* _Data listing_:
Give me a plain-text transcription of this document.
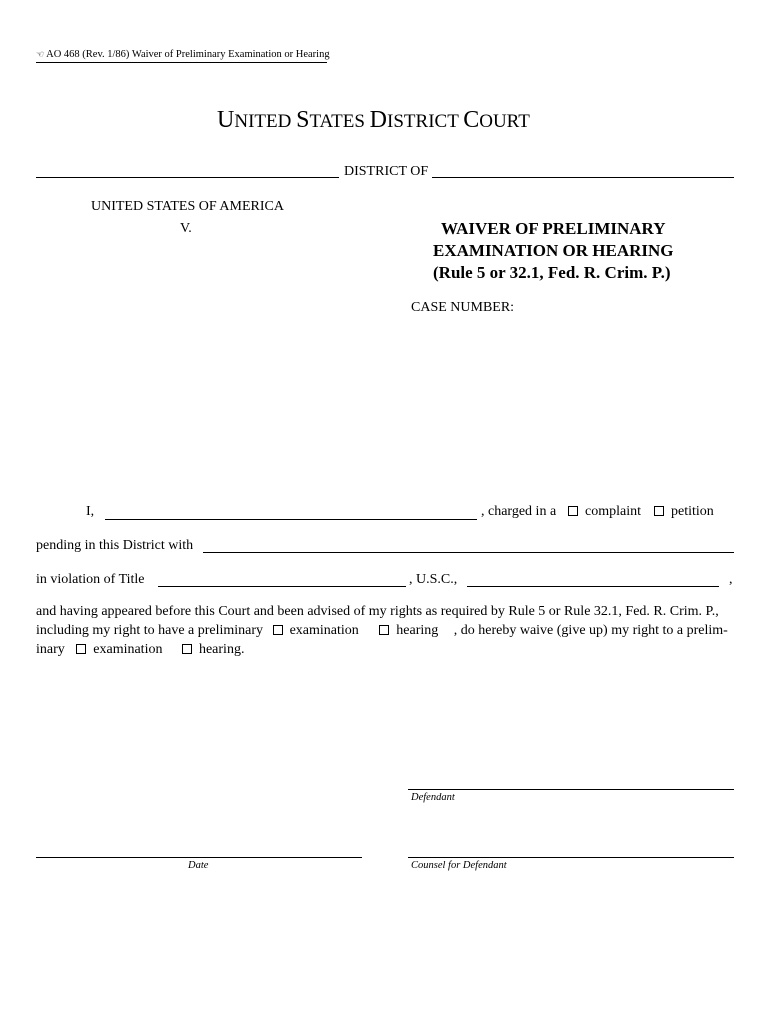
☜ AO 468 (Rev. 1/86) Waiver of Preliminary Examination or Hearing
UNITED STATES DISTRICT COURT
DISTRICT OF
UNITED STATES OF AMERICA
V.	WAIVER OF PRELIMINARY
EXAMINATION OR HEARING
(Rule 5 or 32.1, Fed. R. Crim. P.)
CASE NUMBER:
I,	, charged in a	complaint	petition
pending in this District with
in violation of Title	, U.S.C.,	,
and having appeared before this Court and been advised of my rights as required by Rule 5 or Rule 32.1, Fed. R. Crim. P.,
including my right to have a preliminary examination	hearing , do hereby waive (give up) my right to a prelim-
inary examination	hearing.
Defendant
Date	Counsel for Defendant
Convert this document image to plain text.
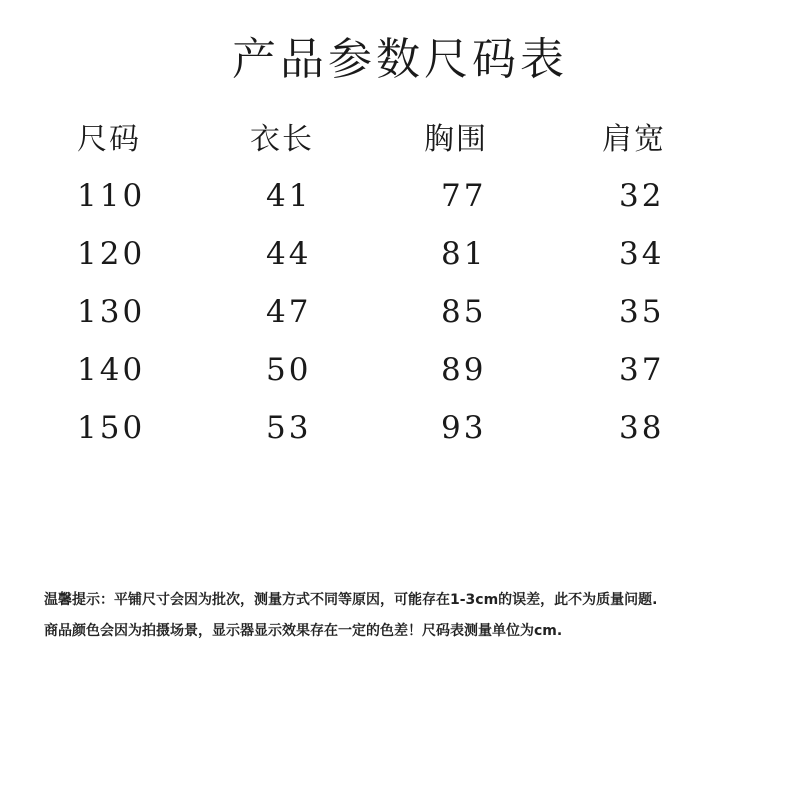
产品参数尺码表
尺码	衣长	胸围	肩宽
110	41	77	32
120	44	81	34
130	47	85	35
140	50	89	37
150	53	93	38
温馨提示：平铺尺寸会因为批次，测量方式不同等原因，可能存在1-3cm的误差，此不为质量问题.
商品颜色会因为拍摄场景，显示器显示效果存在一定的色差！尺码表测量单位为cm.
--
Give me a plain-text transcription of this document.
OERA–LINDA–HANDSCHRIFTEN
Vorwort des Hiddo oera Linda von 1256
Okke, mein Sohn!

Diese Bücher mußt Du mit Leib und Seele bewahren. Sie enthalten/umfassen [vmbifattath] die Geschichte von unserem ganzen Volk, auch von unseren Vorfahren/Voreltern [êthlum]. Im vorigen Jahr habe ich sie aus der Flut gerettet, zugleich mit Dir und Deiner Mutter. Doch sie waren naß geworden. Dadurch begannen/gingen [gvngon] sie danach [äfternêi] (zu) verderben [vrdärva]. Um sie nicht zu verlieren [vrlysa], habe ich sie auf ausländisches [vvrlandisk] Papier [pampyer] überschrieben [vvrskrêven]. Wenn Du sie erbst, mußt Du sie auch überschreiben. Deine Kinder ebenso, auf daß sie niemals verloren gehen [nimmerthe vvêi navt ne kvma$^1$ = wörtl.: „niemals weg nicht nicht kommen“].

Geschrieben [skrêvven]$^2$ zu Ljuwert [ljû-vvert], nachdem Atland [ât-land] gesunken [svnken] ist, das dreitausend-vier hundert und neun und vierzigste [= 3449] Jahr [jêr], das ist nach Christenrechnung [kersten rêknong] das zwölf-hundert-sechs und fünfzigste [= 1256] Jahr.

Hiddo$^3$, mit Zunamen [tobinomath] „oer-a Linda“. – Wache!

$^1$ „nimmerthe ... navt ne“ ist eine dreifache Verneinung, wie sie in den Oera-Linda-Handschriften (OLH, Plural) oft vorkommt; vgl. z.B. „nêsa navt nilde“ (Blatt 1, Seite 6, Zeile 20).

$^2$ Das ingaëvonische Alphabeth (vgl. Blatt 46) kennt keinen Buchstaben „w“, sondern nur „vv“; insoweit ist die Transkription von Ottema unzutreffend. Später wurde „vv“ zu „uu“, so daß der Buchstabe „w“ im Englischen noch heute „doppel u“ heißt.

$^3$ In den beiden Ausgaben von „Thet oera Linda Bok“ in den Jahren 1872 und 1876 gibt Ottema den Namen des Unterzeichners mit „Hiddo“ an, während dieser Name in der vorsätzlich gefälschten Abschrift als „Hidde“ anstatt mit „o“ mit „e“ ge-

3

* _Exercise_:
The word "Rule" appears in how many lines of the data? Answer with only the number.

* _Correct output_:
2